Stated exercise :: Extract, verbatim, all lines starting at the one containing "Give me a plain-text" and ending with the final line of the listing, and no others.

Entries ::
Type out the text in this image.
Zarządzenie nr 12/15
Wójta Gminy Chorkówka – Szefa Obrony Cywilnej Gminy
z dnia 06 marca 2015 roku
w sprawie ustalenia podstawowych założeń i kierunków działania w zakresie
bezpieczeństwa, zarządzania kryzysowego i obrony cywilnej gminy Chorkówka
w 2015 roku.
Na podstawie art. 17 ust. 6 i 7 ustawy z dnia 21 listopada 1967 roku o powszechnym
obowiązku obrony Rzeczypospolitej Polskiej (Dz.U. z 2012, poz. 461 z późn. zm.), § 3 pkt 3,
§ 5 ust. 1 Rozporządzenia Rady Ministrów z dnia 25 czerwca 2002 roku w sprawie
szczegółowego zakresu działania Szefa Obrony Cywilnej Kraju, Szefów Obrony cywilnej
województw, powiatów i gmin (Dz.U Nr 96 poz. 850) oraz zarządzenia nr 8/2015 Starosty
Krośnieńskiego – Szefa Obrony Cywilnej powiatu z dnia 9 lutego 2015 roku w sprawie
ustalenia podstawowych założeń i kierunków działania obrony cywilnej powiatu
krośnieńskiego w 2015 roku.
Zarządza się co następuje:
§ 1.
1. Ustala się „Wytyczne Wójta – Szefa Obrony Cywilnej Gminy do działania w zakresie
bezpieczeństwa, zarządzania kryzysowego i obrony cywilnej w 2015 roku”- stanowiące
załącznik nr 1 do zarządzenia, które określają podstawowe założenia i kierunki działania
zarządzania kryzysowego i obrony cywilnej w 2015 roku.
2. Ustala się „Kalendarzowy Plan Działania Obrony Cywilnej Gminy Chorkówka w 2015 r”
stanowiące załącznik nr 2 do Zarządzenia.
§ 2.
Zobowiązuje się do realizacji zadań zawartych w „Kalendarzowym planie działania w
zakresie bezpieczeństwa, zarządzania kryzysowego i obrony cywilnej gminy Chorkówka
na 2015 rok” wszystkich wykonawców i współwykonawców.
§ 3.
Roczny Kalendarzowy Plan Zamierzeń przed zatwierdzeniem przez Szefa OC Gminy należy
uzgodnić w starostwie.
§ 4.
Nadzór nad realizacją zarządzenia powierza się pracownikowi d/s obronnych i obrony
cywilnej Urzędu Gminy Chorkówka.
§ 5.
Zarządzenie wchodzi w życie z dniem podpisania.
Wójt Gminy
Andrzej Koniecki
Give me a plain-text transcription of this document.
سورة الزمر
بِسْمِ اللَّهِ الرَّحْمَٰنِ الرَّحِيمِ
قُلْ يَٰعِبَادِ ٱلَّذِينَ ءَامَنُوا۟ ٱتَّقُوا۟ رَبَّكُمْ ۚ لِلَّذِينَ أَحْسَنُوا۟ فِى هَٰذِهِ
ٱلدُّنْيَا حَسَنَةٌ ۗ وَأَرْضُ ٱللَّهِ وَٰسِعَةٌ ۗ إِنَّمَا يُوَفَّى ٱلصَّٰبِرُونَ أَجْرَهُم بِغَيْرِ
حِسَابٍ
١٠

Answer ::
Give me a plain-text transcription of this document.
سورة الزمر
بِسْمِ اللَّهِ الرَّحْمَٰنِ الرَّحِيمِ
قُلْ يَٰعِبَادِ ٱلَّذِينَ ءَامَنُوا۟ ٱتَّقُوا۟ رَبَّكُمْ ۚ لِلَّذِينَ أَحْسَنُوا۟ فِى هَٰذِهِ
ٱلدُّنْيَا حَسَنَةٌ ۗ وَأَرْضُ ٱللَّهِ وَٰسِعَةٌ ۗ إِنَّمَا يُوَفَّى ٱلصَّٰبِرُونَ أَجْرَهُم بِغَيْرِ
حِسَابٍ
١٠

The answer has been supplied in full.